>> Begin MATERIAL SHOWN

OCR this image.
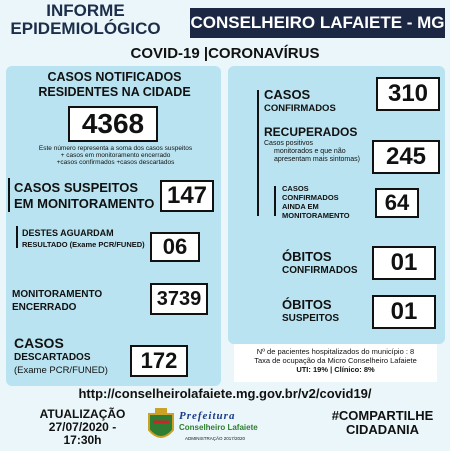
INFORME
EPIDEMIOLÓGICO CONSELHEIRO LAFAIETE - MG
COVID-19 |CORONAVÍRUS
CASOS NOTIFICADOS
RESIDENTES NA CIDADE
4368
Este número representa a soma dos casos suspeitos
+ casos em monitoramento encerrado
+casos confirmados +casos descartados
CASOS SUSPEITOS
EM MONITORAMENTO 147
DESTES AGUARDAM
RESULTADO (Exame PCR/FUNED) 06
MONITORAMENTO
ENCERRADO	3739
CASOS
DESCARTADOS
(Exame PCR/FUNED)	172
CASOS
CONFIRMADOS
310
RECUPERADOS
Casos positivos
monitorados e que não
apresentam mais sintomas)	245
CASOS
CONFIRMADOS
AINDA EM
MONITORAMENTO
64
ÓBITOS
CONFIRMADOS	01
ÓBITOS
SUSPEITOS	01
Nº de pacientes hospitalizados do município : 8
Taxa de ocupação da Micro Conselheiro Lafaiete
UTI: 19% | Clínico: 8%
http://conselheirolafaiete.mg.gov.br/v2/covid19/
ATUALIZAÇÃO
27/07/2020 - 17:30h
Prefeitura
Conselheiro Lafaiete
ADMINISTRAÇÃO 2017/2020
#COMPARTILHE
CIDADANIA
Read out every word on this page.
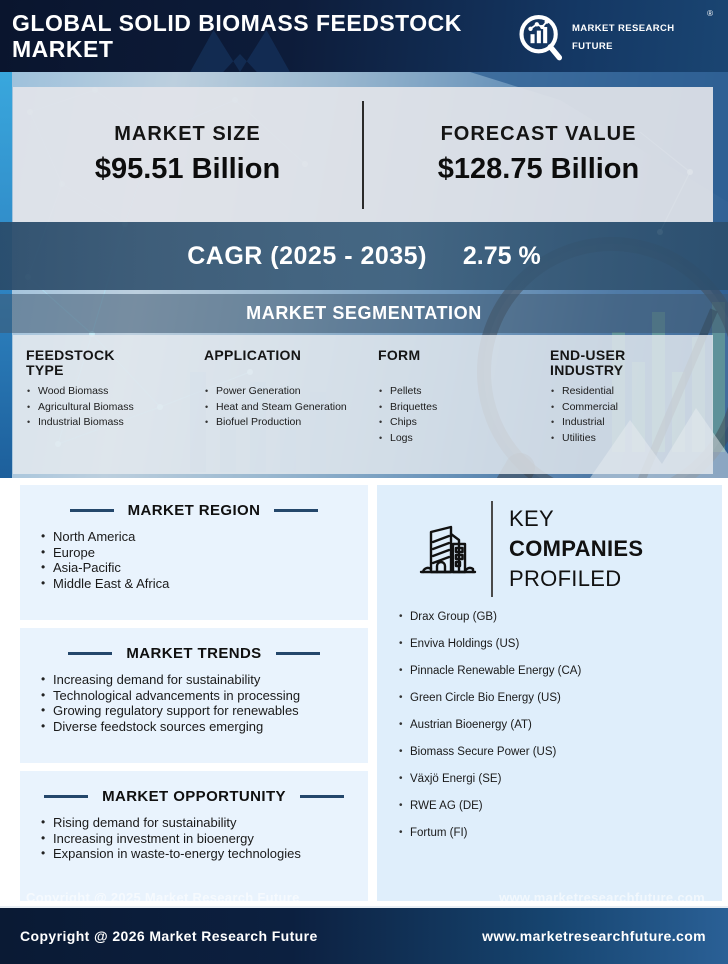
GLOBAL SOLID BIOMASS FEEDSTOCK MARKET
MARKET RESEARCH FUTURE
®
MARKET SIZE
$95.51 Billion
FORECAST VALUE
$128.75 Billion
CAGR (2025 - 2035) 2.75 %
MARKET SEGMENTATION
FEEDSTOCK TYPE
• Wood Biomass
• Agricultural Biomass
• Industrial Biomass
APPLICATION
• Power Generation
• Heat and Steam Generation
• Biofuel Production
FORM
• Pellets
• Briquettes
• Chips
• Logs
END-USER INDUSTRY
• Residential
• Commercial
• Industrial
• Utilities
MARKET REGION
• North America
• Europe
• Asia-Pacific
• Middle East & Africa
MARKET TRENDS
• Increasing demand for sustainability
• Technological advancements in processing
• Growing regulatory support for renewables
• Diverse feedstock sources emerging
MARKET OPPORTUNITY
• Rising demand for sustainability
• Increasing investment in bioenergy
• Expansion in waste-to-energy technologies
KEY
COMPANIES
PROFILED
• Drax Group (GB)
• Enviva Holdings (US)
• Pinnacle Renewable Energy (CA)
• Green Circle Bio Energy (US)
• Austrian Bioenergy (AT)
• Biomass Secure Power (US)
• Växjö Energi (SE)
• RWE AG (DE)
• Fortum (FI)
Copyright @ 2025 Market Research Future	www.marketresearchfuture.com
Copyright @ 2026 Market Research Future	www.marketresearchfuture.com
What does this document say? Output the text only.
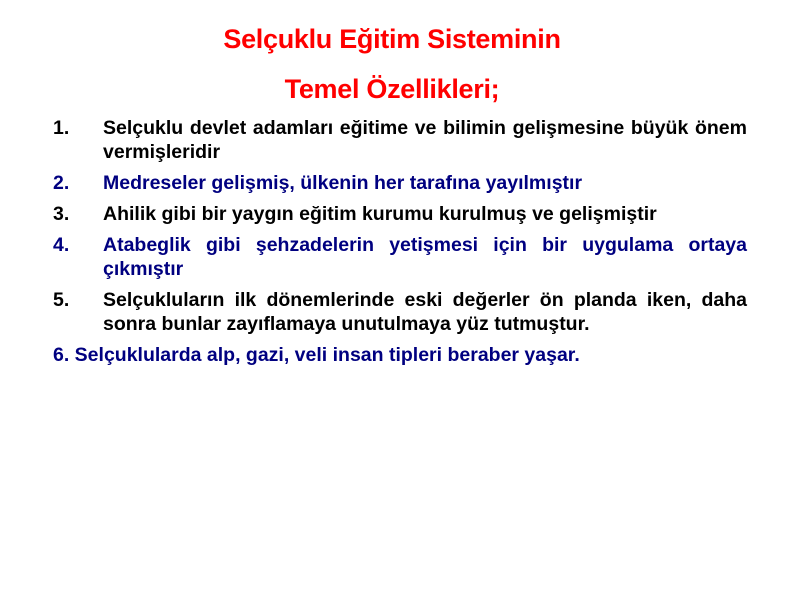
Selçuklu Eğitim Sisteminin
Temel Özellikleri;
1. Selçuklu devlet adamları eğitime ve bilimin gelişmesine büyük önem vermişleridir
2. Medreseler gelişmiş, ülkenin her tarafına yayılmıştır
3. Ahilik gibi bir yaygın eğitim kurumu kurulmuş ve gelişmiştir
4. Atabeglik gibi şehzadelerin yetişmesi için bir uygulama ortaya çıkmıştır
5. Selçukluların ilk dönemlerinde eski değerler ön planda iken, daha sonra bunlar zayıflamaya unutulmaya yüz tutmuştur.
6. Selçuklularda alp, gazi, veli insan tipleri beraber yaşar.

>> End MATERIAL SHOWN

WRITTEN REQUEST:
Make an exact copy of the listing above. Do not include the pictures.

COMPLETE OUTPUT:
OCR this image.
INFORME
EPIDEMIOLÓGICO CONSELHEIRO LAFAIETE - MG
COVID-19 |CORONAVÍRUS
CASOS NOTIFICADOS
RESIDENTES NA CIDADE
4368
Este número representa a soma dos casos suspeitos
+ casos em monitoramento encerrado
+casos confirmados +casos descartados
CASOS SUSPEITOS
EM MONITORAMENTO 147
DESTES AGUARDAM
RESULTADO (Exame PCR/FUNED) 06
MONITORAMENTO
ENCERRADO	3739
CASOS
DESCARTADOS
(Exame PCR/FUNED)	172
CASOS
CONFIRMADOS
310
RECUPERADOS
Casos positivos
monitorados e que não
apresentam mais sintomas)	245
CASOS
CONFIRMADOS
AINDA EM
MONITORAMENTO
64
ÓBITOS
CONFIRMADOS	01
ÓBITOS
SUSPEITOS	01
Nº de pacientes hospitalizados do município : 8
Taxa de ocupação da Micro Conselheiro Lafaiete
UTI: 19% | Clínico: 8%
http://conselheirolafaiete.mg.gov.br/v2/covid19/
ATUALIZAÇÃO
27/07/2020 - 17:30h
Prefeitura
Conselheiro Lafaiete
ADMINISTRAÇÃO 2017/2020
#COMPARTILHE
CIDADANIA
Read out every word on this page.
GLOBAL SOLID BIOMASS FEEDSTOCK MARKET
MARKET RESEARCH FUTURE
®
MARKET SIZE
$95.51 Billion
FORECAST VALUE
$128.75 Billion
CAGR (2025 - 2035) 2.75 %
MARKET SEGMENTATION
FEEDSTOCK TYPE
• Wood Biomass
• Agricultural Biomass
• Industrial Biomass
APPLICATION
• Power Generation
• Heat and Steam Generation
• Biofuel Production
FORM
• Pellets
• Briquettes
• Chips
• Logs
END-USER INDUSTRY
• Residential
• Commercial
• Industrial
• Utilities
MARKET REGION
• North America
• Europe
• Asia-Pacific
• Middle East & Africa
MARKET TRENDS
• Increasing demand for sustainability
• Technological advancements in processing
• Growing regulatory support for renewables
• Diverse feedstock sources emerging
MARKET OPPORTUNITY
• Rising demand for sustainability
• Increasing investment in bioenergy
• Expansion in waste-to-energy technologies
KEY
COMPANIES
PROFILED
• Drax Group (GB)
• Enviva Holdings (US)
• Pinnacle Renewable Energy (CA)
• Green Circle Bio Energy (US)
• Austrian Bioenergy (AT)
• Biomass Secure Power (US)
• Växjö Energi (SE)
• RWE AG (DE)
• Fortum (FI)
Copyright @ 2025 Market Research Future	www.marketresearchfuture.com
Copyright @ 2026 Market Research Future	www.marketresearchfuture.com
What does this document say? Output the text only.
Selçuklu Eğitim Sisteminin
Temel Özellikleri;
1. Selçuklu devlet adamları eğitime ve bilimin gelişmesine büyük önem vermişleridir
2. Medreseler gelişmiş, ülkenin her tarafına yayılmıştır
3. Ahilik gibi bir yaygın eğitim kurumu kurulmuş ve gelişmiştir
4. Atabeglik gibi şehzadelerin yetişmesi için bir uygulama ortaya çıkmıştır
5. Selçukluların ilk dönemlerinde eski değerler ön planda iken, daha sonra bunlar zayıflamaya unutulmaya yüz tutmuştur.
6. Selçuklularda alp, gazi, veli insan tipleri beraber yaşar.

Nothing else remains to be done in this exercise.